Stored data:
** BEGIN **
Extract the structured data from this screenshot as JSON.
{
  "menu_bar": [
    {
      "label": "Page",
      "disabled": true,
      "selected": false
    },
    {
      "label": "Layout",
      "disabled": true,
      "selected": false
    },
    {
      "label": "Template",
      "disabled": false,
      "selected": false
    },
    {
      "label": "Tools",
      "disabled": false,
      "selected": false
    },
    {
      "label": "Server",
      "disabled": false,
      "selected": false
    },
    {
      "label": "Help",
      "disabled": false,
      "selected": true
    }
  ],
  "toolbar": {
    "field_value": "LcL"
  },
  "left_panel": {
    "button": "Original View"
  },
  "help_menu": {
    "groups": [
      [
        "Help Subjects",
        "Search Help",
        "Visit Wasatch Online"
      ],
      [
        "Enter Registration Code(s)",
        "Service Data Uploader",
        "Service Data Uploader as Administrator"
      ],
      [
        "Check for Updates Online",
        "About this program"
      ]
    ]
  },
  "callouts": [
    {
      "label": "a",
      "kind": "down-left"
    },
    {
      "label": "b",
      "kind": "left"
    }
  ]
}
** END **
Reproduce each entry from the records above, character for character.

= RESPONSE TO THE TASK =
Extract the structured data from this screenshot as JSON.
{
  "menu_bar": [
    {
      "label": "Page",
      "disabled": true,
      "selected": false
    },
    {
      "label": "Layout",
      "disabled": true,
      "selected": false
    },
    {
      "label": "Template",
      "disabled": false,
      "selected": false
    },
    {
      "label": "Tools",
      "disabled": false,
      "selected": false
    },
    {
      "label": "Server",
      "disabled": false,
      "selected": false
    },
    {
      "label": "Help",
      "disabled": false,
      "selected": true
    }
  ],
  "toolbar": {
    "field_value": "LcL"
  },
  "left_panel": {
    "button": "Original View"
  },
  "help_menu": {
    "groups": [
      [
        "Help Subjects",
        "Search Help",
        "Visit Wasatch Online"
      ],
      [
        "Enter Registration Code(s)",
        "Service Data Uploader",
        "Service Data Uploader as Administrator"
      ],
      [
        "Check for Updates Online",
        "About this program"
      ]
    ]
  },
  "callouts": [
    {
      "label": "a",
      "kind": "down-left"
    },
    {
      "label": "b",
      "kind": "left"
    }
  ]
}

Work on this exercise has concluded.